Exercise prompt: Search the material for the string "apache" and copy each line where it occurs.

----------------

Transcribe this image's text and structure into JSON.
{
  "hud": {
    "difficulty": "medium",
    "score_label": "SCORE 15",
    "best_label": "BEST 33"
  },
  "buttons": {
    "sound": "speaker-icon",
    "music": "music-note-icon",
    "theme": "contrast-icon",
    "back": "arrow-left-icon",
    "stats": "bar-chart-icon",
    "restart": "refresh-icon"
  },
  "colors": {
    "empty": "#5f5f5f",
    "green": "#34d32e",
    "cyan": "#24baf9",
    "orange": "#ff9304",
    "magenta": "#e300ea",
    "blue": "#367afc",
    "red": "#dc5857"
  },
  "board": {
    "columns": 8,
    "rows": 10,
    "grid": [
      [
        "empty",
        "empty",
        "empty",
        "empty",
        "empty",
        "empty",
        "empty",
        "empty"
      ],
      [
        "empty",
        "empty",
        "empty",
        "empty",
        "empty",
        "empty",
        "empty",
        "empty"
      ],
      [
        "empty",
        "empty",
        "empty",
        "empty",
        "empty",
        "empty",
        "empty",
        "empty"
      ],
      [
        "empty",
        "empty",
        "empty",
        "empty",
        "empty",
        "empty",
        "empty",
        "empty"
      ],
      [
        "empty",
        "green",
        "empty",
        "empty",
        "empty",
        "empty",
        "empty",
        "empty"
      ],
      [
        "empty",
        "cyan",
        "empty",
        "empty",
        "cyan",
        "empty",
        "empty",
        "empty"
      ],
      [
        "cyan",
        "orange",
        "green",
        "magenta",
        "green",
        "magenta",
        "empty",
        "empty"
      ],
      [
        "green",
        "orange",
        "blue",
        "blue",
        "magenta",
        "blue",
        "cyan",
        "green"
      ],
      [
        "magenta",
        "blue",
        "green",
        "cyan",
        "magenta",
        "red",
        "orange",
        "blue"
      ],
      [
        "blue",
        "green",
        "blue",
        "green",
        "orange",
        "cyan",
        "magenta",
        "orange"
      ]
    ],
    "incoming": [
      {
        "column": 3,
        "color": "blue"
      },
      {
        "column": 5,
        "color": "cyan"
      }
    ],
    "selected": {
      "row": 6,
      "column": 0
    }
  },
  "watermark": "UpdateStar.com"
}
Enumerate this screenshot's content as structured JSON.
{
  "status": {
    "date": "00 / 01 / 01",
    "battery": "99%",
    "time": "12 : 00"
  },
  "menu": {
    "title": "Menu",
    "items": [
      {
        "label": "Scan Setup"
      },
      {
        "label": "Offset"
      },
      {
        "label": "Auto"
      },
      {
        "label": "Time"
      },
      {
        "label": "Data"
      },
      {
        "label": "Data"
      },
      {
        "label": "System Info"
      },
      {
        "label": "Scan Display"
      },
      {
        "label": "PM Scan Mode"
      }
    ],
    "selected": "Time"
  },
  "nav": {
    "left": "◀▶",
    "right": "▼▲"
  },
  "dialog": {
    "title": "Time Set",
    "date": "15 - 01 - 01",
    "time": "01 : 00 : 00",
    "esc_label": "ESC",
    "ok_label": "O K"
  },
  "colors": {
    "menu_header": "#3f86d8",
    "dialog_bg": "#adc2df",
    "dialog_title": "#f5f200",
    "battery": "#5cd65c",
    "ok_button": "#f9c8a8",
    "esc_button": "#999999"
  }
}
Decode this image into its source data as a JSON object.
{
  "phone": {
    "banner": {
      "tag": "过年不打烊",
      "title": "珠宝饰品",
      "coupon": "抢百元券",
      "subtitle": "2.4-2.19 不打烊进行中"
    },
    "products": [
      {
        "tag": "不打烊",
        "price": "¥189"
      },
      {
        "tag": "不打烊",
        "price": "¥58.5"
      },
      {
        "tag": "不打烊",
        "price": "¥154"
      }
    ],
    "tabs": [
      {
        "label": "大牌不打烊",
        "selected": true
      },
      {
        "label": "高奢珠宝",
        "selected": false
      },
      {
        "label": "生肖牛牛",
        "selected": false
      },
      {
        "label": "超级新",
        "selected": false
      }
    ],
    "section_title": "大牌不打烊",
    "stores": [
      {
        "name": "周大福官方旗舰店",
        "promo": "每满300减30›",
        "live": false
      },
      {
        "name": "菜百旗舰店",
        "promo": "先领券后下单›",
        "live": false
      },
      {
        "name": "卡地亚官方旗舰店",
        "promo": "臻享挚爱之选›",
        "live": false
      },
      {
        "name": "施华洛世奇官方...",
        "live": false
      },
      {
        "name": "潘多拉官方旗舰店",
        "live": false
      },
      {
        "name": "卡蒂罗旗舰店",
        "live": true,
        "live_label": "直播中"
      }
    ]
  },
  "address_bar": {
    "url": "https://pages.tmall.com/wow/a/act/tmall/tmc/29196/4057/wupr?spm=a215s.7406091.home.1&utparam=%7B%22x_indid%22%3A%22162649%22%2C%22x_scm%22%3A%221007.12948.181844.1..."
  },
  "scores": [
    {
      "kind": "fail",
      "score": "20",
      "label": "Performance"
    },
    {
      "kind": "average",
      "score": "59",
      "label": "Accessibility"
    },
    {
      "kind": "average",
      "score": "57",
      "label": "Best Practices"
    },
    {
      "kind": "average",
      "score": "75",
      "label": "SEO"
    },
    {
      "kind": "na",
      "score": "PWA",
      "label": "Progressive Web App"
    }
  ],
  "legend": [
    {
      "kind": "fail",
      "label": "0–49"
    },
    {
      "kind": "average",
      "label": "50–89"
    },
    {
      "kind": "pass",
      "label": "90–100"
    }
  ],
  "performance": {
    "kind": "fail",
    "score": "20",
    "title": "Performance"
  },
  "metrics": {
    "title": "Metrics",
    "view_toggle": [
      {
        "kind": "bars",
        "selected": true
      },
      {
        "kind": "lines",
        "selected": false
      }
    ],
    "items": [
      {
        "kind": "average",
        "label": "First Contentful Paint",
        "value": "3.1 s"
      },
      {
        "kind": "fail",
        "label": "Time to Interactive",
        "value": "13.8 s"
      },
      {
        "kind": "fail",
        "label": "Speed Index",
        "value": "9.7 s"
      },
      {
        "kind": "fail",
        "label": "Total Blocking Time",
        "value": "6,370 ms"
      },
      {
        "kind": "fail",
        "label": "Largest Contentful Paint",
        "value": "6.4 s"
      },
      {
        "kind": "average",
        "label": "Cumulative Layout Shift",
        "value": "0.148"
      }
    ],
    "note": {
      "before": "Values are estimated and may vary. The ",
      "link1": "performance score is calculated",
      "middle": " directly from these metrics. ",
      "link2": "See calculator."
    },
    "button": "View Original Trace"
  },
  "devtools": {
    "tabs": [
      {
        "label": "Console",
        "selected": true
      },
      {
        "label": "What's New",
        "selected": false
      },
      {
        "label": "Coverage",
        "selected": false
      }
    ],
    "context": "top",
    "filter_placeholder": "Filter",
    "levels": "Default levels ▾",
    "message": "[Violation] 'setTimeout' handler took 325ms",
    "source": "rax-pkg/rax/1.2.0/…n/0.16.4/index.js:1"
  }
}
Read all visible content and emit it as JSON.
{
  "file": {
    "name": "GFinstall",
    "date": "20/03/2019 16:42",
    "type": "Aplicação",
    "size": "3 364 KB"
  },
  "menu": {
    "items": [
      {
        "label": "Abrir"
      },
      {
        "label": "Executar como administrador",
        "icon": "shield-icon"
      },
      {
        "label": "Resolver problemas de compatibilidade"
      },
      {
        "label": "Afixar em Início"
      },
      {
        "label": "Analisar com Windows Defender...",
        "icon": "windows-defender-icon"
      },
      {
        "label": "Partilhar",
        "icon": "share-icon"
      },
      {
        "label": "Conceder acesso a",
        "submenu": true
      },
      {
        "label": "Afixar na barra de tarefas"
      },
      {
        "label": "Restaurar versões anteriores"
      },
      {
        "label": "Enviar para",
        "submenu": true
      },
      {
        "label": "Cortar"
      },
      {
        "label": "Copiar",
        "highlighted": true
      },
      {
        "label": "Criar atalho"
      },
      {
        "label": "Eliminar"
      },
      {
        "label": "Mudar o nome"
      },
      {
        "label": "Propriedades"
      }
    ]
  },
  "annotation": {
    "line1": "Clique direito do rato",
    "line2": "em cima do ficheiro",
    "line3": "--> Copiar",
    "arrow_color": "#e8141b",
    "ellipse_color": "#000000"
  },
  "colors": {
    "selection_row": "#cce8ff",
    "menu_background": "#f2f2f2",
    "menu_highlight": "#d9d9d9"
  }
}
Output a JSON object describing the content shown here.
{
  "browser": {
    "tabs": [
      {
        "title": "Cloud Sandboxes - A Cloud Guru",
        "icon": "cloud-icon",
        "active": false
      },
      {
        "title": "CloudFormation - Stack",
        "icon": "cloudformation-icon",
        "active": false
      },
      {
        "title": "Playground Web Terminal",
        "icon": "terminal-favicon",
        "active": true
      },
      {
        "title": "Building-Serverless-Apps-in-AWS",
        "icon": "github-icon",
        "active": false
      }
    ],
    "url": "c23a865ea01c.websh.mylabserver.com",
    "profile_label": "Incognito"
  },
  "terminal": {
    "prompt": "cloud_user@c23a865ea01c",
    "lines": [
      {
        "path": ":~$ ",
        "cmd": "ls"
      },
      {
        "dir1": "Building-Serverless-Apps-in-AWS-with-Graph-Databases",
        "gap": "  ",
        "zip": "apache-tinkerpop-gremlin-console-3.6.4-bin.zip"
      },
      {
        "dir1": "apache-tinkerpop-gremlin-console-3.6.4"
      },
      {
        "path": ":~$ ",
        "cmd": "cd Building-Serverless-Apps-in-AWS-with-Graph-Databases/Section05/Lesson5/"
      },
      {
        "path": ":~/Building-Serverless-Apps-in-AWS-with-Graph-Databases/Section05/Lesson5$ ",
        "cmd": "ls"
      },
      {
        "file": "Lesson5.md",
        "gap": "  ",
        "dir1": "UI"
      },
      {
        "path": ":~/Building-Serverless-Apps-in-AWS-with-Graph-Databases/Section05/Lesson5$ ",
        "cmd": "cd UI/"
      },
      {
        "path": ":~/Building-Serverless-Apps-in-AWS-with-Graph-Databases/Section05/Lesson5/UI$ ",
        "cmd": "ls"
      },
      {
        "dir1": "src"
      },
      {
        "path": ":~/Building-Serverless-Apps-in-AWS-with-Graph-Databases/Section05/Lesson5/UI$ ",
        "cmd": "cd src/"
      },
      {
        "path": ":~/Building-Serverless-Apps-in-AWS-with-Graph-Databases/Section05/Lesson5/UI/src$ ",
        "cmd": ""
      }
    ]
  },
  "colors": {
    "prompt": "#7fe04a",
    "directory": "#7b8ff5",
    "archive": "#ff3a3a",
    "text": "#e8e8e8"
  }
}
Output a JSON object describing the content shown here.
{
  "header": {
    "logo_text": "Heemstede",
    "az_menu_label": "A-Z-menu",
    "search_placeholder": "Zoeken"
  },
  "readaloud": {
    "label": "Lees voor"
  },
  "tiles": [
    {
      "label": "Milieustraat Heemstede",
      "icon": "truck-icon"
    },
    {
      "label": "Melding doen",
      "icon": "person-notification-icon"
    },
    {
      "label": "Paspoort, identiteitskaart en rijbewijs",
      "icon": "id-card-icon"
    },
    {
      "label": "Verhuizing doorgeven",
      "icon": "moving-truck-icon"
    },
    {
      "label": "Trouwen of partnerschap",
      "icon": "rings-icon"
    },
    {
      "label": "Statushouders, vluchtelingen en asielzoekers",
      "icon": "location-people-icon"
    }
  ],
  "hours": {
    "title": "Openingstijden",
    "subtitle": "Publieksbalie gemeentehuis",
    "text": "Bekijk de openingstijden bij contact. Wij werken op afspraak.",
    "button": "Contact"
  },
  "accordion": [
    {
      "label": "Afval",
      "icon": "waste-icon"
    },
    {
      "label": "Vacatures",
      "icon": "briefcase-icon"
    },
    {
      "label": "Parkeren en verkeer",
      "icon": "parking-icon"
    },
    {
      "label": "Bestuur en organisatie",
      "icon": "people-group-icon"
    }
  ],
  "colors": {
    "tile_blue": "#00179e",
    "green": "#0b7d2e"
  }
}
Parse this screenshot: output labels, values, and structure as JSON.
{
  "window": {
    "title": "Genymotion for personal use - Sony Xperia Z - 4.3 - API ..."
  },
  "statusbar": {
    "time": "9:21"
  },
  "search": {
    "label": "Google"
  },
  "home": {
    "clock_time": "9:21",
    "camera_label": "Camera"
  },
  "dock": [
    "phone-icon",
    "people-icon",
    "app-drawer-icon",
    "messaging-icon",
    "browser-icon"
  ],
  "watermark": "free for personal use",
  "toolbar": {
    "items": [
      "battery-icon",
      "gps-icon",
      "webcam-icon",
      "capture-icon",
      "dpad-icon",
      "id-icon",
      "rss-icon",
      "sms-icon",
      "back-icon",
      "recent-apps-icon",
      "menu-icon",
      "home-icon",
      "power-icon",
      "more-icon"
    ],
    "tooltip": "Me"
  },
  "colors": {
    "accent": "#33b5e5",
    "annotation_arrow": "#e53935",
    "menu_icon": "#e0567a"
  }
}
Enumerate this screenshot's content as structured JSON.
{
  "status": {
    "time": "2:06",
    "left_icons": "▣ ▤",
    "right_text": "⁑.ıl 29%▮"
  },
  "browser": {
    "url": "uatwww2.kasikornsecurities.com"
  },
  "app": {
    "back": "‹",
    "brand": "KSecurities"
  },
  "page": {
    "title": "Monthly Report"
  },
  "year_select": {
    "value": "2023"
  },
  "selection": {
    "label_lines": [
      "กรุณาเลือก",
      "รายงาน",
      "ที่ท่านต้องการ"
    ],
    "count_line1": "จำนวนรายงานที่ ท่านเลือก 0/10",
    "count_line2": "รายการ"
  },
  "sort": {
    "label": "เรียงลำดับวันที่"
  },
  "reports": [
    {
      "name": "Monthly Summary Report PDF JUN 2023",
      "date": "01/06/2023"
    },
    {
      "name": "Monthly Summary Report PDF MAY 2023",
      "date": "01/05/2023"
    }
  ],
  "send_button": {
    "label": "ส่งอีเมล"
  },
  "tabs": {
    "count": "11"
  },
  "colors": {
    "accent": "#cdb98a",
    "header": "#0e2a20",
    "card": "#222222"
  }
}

----------------

Answer:
        "zip": "apache-tinkerpop-gremlin-console-3.6.4-bin.zip"
        "dir1": "apache-tinkerpop-gremlin-console-3.6.4"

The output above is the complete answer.